Every entry below must be repeated exactly; skip the pictures.

## BEGIN Records provided

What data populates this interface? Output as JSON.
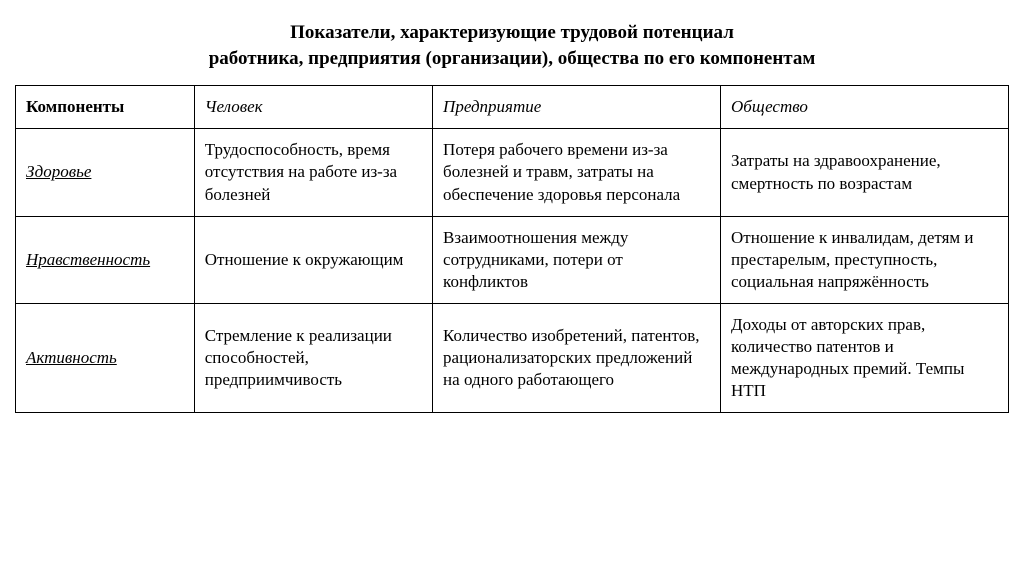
{
  "title": {
    "line1": "Показатели, характеризующие трудовой потенциал",
    "line2": "работника, предприятия (организации), общества по его компонентам"
  },
  "table": {
    "columns": [
      {
        "label": "Компоненты",
        "header_style": "bold"
      },
      {
        "label": "Человек",
        "header_style": "italic"
      },
      {
        "label": "Предприятие",
        "header_style": "italic"
      },
      {
        "label": "Общество",
        "header_style": "italic"
      }
    ],
    "rows": [
      {
        "component": "Здоровье",
        "human": "Трудоспособность, время отсутствия на работе из-за болезней",
        "enterprise": "Потеря рабочего времени из-за болезней и травм, затраты на обеспечение здоровья персонала",
        "society": "Затраты на здравоохранение, смертность по возрастам"
      },
      {
        "component": "Нравственность",
        "human": "Отношение к окружающим",
        "enterprise": "Взаимоотношения между сотрудниками, потери от конфликтов",
        "society": "Отношение к инвалидам, детям и престарелым, преступность, социальная напряжённость"
      },
      {
        "component": "Активность",
        "human": "Стремление к реализации способностей, предприимчивость",
        "enterprise": "Количество изобретений, патентов, рационализаторских предложений на одного работающего",
        "society": "Доходы от авторских прав, количество патентов и международных премий. Темпы НТП"
      }
    ]
  },
  "styling": {
    "background_color": "#ffffff",
    "border_color": "#000000",
    "text_color": "#000000",
    "title_fontsize": 19,
    "cell_fontsize": 17,
    "font_family": "Times New Roman"
  }
}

## END Records provided

**Task solution**
What data populates this interface? Output as JSON.
{
  "title": {
    "line1": "Показатели, характеризующие трудовой потенциал",
    "line2": "работника, предприятия (организации), общества по его компонентам"
  },
  "table": {
    "columns": [
      {
        "label": "Компоненты",
        "header_style": "bold"
      },
      {
        "label": "Человек",
        "header_style": "italic"
      },
      {
        "label": "Предприятие",
        "header_style": "italic"
      },
      {
        "label": "Общество",
        "header_style": "italic"
      }
    ],
    "rows": [
      {
        "component": "Здоровье",
        "human": "Трудоспособность, время отсутствия на работе из-за болезней",
        "enterprise": "Потеря рабочего времени из-за болезней и травм, затраты на обеспечение здоровья персонала",
        "society": "Затраты на здравоохранение, смертность по возрастам"
      },
      {
        "component": "Нравственность",
        "human": "Отношение к окружающим",
        "enterprise": "Взаимоотношения между сотрудниками, потери от конфликтов",
        "society": "Отношение к инвалидам, детям и престарелым, преступность, социальная напряжённость"
      },
      {
        "component": "Активность",
        "human": "Стремление к реализации способностей, предприимчивость",
        "enterprise": "Количество изобретений, патентов, рационализаторских предложений на одного работающего",
        "society": "Доходы от авторских прав, количество патентов и международных премий. Темпы НТП"
      }
    ]
  },
  "styling": {
    "background_color": "#ffffff",
    "border_color": "#000000",
    "text_color": "#000000",
    "title_fontsize": 19,
    "cell_fontsize": 17,
    "font_family": "Times New Roman"
  }
}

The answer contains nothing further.